• **AIM**
Quote each line exactly, from the line that contains "Serialize everything readable" down to the last line of the listing, and no other lines.
--- BEGIN RAW DATA ---
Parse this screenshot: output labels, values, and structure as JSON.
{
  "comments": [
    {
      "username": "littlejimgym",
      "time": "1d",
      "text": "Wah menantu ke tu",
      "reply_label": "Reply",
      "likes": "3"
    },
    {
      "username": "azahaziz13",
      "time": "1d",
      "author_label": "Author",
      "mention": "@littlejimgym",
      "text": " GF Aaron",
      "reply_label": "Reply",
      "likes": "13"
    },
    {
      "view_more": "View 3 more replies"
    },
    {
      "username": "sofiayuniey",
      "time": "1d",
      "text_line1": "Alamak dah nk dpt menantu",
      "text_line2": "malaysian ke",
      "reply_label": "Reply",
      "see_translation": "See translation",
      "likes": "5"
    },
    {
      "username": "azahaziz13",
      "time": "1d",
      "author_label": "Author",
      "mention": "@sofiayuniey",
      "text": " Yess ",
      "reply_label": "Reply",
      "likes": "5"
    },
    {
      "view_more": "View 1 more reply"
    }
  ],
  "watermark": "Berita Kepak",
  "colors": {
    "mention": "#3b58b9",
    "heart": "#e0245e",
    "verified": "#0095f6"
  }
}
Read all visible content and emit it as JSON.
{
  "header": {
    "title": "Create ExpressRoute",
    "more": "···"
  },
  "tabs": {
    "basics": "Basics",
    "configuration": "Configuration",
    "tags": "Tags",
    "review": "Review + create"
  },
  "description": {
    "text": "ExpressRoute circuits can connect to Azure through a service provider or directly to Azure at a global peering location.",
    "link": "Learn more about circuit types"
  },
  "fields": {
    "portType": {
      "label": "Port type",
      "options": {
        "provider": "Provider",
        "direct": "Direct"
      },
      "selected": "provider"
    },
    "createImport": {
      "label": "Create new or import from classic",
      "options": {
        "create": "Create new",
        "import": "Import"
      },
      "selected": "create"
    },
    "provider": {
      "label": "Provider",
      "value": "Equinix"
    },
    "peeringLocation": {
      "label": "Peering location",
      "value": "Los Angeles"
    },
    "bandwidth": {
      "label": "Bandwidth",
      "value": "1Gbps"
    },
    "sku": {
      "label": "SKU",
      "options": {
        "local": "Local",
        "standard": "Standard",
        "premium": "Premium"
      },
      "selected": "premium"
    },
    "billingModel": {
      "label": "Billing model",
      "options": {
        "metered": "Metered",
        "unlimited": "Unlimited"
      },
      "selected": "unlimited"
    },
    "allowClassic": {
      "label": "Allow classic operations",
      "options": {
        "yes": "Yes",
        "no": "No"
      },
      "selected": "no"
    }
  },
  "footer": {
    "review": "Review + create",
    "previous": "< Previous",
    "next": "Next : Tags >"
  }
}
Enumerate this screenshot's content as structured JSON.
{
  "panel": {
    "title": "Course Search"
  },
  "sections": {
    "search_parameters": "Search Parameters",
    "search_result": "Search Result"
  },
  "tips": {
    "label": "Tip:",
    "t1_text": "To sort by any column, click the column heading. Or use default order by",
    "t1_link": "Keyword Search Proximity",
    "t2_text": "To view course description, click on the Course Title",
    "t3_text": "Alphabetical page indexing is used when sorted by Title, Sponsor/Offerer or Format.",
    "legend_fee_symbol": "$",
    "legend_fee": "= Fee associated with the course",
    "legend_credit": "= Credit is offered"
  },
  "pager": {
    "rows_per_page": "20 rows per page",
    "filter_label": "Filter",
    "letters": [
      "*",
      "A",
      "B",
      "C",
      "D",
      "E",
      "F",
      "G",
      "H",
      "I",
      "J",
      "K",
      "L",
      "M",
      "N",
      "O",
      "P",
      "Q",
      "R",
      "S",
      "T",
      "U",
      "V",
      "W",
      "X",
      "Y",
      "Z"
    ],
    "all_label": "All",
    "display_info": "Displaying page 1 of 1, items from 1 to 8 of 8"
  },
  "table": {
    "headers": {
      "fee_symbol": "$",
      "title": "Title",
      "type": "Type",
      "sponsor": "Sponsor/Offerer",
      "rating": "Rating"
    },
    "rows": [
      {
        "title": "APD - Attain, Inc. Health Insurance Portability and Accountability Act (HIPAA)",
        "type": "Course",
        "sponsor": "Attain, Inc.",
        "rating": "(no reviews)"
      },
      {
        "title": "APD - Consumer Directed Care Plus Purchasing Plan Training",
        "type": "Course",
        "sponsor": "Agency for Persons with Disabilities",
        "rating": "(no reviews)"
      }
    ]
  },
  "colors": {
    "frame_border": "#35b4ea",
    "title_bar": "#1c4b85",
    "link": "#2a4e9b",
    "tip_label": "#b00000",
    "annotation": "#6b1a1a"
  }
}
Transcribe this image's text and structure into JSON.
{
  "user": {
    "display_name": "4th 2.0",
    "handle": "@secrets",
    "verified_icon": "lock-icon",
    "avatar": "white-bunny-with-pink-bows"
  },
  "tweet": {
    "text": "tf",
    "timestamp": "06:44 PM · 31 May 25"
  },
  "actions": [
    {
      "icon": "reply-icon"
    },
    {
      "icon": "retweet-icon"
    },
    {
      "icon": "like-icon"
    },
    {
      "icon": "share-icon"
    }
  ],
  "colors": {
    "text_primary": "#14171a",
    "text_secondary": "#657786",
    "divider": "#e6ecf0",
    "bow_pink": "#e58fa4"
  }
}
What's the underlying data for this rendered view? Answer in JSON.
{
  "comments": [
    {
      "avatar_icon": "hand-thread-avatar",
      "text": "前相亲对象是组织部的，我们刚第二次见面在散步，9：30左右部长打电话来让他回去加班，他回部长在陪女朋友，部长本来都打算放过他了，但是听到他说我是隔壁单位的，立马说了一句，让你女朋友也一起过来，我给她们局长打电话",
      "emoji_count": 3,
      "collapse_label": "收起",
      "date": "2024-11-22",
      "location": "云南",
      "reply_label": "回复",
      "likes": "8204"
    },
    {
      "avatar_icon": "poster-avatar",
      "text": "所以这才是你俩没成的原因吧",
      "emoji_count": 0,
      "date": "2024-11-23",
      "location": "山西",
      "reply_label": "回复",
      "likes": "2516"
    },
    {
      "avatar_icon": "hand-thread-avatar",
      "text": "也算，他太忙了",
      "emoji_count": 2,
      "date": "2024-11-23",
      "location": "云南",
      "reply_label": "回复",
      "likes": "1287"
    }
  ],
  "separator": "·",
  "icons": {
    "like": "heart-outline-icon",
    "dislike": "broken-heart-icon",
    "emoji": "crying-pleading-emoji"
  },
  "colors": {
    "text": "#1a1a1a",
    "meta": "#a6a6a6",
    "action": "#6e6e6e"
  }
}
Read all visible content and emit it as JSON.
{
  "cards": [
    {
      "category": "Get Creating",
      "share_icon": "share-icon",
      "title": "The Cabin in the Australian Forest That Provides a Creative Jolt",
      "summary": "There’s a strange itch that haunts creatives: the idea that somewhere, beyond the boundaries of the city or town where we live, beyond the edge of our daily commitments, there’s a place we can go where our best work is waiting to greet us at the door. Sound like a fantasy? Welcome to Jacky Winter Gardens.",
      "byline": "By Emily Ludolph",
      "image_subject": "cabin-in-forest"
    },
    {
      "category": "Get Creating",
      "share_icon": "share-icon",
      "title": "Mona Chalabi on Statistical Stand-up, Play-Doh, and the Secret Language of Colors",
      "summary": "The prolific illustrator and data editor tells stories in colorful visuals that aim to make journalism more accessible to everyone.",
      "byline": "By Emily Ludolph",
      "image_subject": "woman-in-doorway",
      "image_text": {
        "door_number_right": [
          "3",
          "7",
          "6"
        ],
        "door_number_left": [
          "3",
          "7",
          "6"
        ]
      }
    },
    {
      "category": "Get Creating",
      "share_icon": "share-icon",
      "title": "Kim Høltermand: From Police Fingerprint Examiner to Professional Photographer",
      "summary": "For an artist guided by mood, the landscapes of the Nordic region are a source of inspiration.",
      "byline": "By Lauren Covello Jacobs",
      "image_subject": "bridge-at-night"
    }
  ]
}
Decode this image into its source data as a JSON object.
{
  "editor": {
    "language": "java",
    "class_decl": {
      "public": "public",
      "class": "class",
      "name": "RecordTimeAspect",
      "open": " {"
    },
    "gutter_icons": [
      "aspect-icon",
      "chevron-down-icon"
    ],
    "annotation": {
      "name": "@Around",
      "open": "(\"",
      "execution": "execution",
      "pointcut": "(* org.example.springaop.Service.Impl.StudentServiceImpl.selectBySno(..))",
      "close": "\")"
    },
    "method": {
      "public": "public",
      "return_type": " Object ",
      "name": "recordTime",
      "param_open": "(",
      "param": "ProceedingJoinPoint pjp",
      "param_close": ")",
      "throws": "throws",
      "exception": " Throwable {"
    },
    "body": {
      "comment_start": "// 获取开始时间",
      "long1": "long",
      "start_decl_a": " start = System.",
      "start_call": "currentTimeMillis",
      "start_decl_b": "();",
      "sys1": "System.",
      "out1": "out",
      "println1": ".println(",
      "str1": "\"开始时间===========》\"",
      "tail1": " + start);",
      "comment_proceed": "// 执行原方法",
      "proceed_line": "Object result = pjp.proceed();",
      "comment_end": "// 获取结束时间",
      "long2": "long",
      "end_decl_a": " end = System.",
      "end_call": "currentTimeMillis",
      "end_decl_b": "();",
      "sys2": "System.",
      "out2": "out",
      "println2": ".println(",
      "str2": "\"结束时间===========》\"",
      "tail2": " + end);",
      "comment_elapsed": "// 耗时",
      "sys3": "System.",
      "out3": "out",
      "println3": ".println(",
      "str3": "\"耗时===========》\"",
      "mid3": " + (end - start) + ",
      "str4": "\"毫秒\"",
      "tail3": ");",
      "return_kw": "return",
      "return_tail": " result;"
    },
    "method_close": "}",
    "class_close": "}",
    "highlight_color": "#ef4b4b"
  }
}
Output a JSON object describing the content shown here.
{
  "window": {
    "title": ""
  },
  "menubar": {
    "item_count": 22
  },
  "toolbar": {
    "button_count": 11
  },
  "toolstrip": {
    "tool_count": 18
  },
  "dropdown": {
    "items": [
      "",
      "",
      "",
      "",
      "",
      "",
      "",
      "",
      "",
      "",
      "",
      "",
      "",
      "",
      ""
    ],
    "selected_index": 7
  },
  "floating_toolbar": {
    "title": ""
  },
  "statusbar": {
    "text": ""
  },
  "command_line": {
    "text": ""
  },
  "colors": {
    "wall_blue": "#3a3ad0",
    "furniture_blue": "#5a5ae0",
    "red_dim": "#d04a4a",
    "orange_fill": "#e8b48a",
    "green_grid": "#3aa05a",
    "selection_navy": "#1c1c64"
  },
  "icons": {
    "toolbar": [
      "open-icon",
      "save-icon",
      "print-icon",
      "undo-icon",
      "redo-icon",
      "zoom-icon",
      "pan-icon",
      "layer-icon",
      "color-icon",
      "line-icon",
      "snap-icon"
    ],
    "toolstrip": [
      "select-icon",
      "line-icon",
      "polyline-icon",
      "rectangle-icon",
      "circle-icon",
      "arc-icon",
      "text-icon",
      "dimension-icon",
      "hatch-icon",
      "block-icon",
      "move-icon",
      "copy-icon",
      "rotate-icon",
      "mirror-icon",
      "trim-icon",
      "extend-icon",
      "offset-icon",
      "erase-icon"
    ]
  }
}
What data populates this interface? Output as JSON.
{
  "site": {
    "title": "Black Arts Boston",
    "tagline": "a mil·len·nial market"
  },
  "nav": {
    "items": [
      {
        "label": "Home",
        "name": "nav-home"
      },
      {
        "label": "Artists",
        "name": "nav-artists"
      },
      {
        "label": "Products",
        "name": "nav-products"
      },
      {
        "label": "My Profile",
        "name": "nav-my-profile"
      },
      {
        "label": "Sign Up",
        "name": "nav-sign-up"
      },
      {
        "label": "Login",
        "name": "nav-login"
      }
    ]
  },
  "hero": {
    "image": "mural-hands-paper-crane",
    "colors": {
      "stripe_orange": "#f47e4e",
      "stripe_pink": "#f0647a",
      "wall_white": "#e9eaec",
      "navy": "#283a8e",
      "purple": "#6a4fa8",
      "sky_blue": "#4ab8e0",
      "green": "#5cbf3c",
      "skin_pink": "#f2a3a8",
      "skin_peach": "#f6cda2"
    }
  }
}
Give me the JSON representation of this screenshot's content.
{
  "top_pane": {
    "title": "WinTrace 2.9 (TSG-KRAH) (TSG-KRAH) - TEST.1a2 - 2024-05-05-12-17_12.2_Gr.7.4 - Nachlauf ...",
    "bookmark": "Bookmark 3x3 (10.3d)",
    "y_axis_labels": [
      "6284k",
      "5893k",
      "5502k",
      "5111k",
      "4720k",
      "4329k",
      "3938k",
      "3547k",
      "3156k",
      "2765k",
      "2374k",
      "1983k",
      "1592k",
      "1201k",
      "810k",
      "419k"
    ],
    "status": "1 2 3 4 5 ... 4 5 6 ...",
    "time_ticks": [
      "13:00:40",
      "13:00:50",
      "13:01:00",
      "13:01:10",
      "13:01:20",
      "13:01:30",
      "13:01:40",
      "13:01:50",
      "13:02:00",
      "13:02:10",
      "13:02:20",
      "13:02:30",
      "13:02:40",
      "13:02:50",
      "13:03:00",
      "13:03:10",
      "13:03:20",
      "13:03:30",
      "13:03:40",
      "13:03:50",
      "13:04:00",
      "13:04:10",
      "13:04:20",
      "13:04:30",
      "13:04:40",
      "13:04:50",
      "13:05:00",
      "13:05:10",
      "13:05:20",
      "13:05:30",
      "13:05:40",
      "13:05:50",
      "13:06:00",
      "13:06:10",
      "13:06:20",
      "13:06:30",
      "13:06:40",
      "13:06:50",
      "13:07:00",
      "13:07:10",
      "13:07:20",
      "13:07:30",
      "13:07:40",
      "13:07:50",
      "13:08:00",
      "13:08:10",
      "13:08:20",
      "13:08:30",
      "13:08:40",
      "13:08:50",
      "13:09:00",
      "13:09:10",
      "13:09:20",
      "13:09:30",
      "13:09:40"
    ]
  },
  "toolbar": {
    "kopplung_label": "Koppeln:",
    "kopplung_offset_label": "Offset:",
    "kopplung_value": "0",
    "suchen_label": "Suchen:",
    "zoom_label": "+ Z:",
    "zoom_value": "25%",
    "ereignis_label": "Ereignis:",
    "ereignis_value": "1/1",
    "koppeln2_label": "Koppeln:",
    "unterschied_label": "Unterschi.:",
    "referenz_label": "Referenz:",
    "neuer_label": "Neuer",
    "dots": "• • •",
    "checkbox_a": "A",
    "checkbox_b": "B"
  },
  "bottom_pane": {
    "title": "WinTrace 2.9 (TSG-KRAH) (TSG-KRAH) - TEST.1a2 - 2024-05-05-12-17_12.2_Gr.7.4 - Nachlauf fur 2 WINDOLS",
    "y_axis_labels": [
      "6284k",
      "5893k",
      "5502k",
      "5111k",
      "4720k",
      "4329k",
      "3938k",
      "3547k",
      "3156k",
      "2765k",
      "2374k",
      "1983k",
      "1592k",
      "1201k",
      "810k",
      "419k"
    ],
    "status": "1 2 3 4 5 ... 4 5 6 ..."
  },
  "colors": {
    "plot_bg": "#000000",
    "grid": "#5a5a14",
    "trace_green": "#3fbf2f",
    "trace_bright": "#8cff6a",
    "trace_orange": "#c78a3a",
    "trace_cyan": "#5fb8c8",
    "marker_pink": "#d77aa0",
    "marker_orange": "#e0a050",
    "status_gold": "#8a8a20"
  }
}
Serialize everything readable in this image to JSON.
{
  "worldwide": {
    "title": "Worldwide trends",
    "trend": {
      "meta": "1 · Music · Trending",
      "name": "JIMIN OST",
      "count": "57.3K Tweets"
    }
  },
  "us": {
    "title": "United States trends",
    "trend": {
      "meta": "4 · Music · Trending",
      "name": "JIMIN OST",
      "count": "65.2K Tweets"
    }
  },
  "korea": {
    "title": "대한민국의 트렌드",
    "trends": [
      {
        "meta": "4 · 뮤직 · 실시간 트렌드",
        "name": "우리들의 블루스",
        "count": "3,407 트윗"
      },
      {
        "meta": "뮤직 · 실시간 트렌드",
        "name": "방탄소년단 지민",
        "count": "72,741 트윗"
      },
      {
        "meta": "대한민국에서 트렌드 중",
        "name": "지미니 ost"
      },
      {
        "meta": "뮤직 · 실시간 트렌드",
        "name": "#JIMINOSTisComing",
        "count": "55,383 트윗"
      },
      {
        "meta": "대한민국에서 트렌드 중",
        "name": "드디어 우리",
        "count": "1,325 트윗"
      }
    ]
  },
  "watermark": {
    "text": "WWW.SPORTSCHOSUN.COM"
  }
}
--- END RAW DATA ---
• **RESULT FOR THIS TASK**
Serialize everything readable in this image to JSON.
{
  "worldwide": {
    "title": "Worldwide trends",
    "trend": {
      "meta": "1 · Music · Trending",
      "name": "JIMIN OST",
      "count": "57.3K Tweets"
    }
  },
  "us": {
    "title": "United States trends",
    "trend": {
      "meta": "4 · Music · Trending",
      "name": "JIMIN OST",
      "count": "65.2K Tweets"
    }
  },
  "korea": {
    "title": "대한민국의 트렌드",
    "trends": [
      {
        "meta": "4 · 뮤직 · 실시간 트렌드",
        "name": "우리들의 블루스",
        "count": "3,407 트윗"
      },
      {
        "meta": "뮤직 · 실시간 트렌드",
        "name": "방탄소년단 지민",
        "count": "72,741 트윗"
      },
      {
        "meta": "대한민국에서 트렌드 중",
        "name": "지미니 ost"
      },
      {
        "meta": "뮤직 · 실시간 트렌드",
        "name": "#JIMINOSTisComing",
        "count": "55,383 트윗"
      },
      {
        "meta": "대한민국에서 트렌드 중",
        "name": "드디어 우리",
        "count": "1,325 트윗"
      }
    ]
  },
  "watermark": {
    "text": "WWW.SPORTSCHOSUN.COM"
  }
}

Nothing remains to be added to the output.